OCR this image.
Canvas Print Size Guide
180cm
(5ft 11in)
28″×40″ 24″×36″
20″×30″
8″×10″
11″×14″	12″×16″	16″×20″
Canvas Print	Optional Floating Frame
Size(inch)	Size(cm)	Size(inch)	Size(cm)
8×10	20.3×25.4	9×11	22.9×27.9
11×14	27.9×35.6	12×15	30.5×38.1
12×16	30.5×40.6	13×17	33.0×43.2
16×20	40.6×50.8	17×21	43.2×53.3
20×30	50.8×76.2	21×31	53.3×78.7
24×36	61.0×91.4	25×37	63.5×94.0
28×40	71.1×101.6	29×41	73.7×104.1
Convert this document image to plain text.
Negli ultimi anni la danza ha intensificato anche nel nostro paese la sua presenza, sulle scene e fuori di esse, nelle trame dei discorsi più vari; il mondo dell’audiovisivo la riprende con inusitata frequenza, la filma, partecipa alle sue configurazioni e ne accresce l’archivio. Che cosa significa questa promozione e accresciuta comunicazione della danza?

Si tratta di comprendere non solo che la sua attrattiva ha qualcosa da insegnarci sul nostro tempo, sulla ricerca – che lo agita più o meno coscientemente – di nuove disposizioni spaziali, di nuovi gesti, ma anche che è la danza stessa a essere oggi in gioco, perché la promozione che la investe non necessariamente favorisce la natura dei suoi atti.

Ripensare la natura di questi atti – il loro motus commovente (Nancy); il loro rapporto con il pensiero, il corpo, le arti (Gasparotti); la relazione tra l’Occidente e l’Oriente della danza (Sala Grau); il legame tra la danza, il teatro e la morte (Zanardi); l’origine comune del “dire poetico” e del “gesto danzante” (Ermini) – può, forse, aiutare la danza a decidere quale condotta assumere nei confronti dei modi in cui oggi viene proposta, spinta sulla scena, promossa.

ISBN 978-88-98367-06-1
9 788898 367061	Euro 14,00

BRIEF: Which lines include the word "this"? Copy every one of them.

WRITTEN ANSWER:
OCR this image.
Convert this document image to plain text.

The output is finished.